— AIM OF THE TASK —
Sort through the entries below and pull out lines containing the word "name".

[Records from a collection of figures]
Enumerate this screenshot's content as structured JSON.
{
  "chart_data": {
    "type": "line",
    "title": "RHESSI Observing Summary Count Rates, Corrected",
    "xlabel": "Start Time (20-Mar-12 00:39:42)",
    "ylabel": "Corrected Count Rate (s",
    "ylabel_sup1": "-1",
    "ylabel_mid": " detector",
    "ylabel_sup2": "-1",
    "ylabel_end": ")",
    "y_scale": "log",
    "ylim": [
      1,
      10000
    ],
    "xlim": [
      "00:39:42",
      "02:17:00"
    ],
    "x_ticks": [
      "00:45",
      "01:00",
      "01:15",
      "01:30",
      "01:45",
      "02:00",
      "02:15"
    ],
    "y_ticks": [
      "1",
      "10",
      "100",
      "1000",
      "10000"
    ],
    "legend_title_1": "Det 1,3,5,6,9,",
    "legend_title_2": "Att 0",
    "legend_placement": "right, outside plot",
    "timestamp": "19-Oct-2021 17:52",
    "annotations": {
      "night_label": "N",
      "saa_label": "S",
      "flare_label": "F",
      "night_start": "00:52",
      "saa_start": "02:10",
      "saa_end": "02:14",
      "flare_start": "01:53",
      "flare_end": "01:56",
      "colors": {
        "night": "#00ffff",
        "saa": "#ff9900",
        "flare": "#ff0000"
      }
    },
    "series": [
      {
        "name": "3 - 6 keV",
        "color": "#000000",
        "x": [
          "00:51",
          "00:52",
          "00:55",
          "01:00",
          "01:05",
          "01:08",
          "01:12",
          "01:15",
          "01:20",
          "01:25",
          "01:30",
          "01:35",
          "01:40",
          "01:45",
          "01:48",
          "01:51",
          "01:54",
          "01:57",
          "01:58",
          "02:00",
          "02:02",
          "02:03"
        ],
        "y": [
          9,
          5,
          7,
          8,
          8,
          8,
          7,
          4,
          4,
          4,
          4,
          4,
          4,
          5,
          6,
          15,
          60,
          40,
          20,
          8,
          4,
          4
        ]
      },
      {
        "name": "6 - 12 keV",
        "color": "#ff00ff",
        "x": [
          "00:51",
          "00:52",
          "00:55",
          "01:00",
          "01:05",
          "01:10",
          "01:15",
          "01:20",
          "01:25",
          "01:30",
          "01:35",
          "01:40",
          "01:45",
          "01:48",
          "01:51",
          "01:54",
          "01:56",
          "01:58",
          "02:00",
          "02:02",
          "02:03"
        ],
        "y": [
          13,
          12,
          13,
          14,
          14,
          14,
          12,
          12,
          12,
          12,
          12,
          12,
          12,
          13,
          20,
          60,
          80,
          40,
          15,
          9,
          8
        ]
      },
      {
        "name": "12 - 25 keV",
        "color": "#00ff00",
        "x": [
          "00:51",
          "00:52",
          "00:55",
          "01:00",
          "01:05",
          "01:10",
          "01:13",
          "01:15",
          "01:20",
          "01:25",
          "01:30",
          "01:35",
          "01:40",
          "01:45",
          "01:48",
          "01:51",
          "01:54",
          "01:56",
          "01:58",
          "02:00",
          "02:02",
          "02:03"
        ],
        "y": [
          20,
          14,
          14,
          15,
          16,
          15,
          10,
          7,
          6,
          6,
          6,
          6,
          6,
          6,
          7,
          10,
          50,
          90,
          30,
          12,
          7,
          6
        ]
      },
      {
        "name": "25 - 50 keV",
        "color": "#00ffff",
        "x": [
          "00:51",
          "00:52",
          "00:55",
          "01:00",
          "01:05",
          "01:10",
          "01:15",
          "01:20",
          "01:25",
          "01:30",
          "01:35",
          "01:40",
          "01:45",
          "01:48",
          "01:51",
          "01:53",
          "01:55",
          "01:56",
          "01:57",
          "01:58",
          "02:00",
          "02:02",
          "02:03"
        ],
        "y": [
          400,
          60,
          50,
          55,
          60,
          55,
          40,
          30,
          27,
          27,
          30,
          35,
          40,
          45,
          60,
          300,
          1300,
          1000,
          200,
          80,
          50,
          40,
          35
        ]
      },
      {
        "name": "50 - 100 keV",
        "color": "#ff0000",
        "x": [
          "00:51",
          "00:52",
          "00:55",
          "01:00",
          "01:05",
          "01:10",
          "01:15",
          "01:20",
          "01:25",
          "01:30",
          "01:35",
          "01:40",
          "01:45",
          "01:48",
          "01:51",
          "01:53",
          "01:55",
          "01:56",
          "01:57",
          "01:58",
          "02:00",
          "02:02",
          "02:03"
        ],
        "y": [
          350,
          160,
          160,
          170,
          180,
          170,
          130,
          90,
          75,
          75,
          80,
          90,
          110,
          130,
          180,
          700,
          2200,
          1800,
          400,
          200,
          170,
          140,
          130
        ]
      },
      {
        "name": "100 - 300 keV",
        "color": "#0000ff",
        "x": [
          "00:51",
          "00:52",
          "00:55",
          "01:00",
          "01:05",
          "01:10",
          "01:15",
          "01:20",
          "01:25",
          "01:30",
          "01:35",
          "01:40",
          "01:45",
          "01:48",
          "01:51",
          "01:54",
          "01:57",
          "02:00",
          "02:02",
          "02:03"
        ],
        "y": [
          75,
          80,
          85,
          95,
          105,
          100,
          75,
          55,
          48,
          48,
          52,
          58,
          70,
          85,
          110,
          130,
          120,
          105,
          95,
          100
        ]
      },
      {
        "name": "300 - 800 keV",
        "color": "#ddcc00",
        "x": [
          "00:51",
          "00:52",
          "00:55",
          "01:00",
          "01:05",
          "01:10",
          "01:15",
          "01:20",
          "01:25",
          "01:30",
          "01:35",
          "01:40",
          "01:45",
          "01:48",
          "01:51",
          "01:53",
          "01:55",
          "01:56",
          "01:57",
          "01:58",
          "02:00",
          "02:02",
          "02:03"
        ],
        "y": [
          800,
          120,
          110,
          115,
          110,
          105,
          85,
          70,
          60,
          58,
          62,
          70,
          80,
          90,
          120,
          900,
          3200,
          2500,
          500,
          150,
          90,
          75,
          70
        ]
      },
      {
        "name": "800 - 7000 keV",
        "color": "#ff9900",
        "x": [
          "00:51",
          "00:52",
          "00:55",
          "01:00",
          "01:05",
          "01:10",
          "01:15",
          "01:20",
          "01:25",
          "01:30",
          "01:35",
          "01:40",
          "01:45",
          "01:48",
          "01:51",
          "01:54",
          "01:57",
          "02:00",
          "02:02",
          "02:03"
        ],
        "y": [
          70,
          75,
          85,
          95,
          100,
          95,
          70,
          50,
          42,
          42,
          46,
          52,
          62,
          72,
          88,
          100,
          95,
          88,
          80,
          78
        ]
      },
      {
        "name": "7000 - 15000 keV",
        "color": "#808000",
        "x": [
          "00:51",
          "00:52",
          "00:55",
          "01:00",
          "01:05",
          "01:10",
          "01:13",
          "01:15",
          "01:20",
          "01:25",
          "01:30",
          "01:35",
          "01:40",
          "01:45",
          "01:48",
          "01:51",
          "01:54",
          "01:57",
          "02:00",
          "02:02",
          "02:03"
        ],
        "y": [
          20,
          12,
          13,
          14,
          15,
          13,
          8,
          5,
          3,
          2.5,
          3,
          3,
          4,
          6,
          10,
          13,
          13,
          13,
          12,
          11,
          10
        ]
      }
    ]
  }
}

— FINISHED EXERCISE —
        "name": "3 - 6 keV",
        "name": "6 - 12 keV",
        "name": "12 - 25 keV",
        "name": "25 - 50 keV",
        "name": "50 - 100 keV",
        "name": "100 - 300 keV",
        "name": "300 - 800 keV",
        "name": "800 - 7000 keV",
        "name": "7000 - 15000 keV",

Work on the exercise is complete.